▸ Dataset entries:
━━━━━━

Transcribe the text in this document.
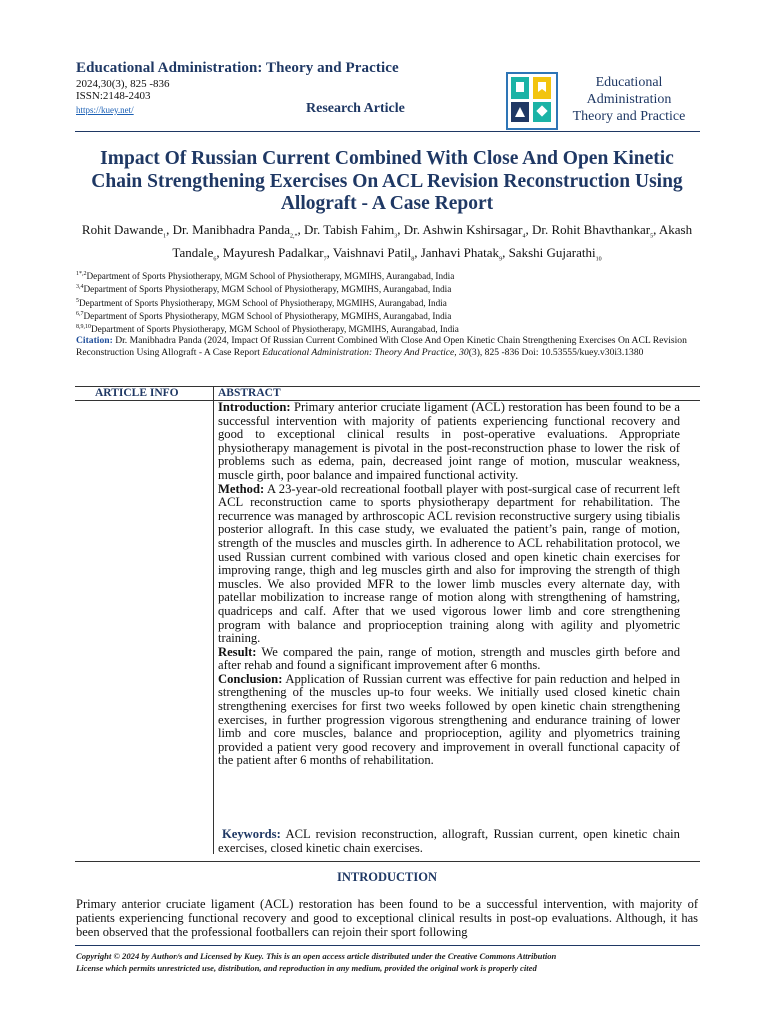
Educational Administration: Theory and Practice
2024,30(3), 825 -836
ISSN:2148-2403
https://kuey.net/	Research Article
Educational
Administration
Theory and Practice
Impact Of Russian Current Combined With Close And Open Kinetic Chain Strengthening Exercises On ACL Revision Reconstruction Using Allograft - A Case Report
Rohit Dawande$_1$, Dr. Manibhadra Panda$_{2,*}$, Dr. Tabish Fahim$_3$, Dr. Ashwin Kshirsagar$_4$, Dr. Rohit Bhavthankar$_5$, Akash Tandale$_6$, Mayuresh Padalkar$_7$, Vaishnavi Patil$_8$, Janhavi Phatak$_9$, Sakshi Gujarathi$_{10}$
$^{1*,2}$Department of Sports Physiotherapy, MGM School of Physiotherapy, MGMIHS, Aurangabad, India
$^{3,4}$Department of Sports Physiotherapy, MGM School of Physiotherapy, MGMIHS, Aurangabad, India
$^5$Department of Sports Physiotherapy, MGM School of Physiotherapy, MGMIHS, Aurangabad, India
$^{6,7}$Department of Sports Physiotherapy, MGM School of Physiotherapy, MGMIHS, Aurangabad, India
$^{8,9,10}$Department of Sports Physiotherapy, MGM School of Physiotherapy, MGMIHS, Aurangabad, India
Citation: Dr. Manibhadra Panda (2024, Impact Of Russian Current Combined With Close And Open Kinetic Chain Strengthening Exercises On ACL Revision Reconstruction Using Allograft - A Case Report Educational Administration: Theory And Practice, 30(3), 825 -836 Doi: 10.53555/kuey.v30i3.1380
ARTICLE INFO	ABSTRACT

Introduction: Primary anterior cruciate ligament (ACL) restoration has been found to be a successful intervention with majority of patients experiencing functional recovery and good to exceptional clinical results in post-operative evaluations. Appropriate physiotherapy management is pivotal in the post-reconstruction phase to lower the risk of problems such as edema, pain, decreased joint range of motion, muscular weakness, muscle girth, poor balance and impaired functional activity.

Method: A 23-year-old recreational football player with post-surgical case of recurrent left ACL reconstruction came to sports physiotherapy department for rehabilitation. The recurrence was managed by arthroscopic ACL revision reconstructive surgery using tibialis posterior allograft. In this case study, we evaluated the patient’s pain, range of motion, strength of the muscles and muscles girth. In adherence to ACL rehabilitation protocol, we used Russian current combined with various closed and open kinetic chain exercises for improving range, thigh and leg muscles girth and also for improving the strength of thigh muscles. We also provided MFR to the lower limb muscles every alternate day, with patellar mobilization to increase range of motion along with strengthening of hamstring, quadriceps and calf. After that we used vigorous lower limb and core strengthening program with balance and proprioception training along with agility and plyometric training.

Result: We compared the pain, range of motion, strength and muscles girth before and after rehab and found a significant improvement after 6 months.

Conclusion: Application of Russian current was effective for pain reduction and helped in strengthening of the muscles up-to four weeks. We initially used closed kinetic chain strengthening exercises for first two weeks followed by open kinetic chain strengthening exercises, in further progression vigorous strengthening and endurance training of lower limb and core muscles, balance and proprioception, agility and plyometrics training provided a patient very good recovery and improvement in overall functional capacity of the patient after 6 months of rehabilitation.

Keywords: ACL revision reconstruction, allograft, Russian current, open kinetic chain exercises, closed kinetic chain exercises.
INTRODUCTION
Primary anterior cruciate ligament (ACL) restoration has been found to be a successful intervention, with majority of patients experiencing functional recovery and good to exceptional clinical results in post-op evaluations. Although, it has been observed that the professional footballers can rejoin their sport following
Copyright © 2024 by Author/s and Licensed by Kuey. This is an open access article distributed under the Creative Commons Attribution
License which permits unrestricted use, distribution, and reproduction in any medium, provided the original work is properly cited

━━━━━━

For the word "Manibhadra", go through the records and show each line that carries it.

Rohit Dawande$_1$, Dr. Manibhadra Panda$_{2,*}$, Dr. Tabish Fahim$_3$, Dr. Ashwin Kshirsagar$_4$, Dr. Rohit Bhavthankar$_5$, Akash Tandale$_6$, Mayuresh Padalkar$_7$, Vaishnavi Patil$_8$, Janhavi Phatak$_9$, Sakshi Gujarathi$_{10}$
Citation: Dr. Manibhadra Panda (2024, Impact Of Russian Current Combined With Close And Open Kinetic Chain Strengthening Exercises On ACL Revision Reconstruction Using Allograft - A Case Report Educational Administration: Theory And Practice, 30(3), 825 -836 Doi: 10.53555/kuey.v30i3.1380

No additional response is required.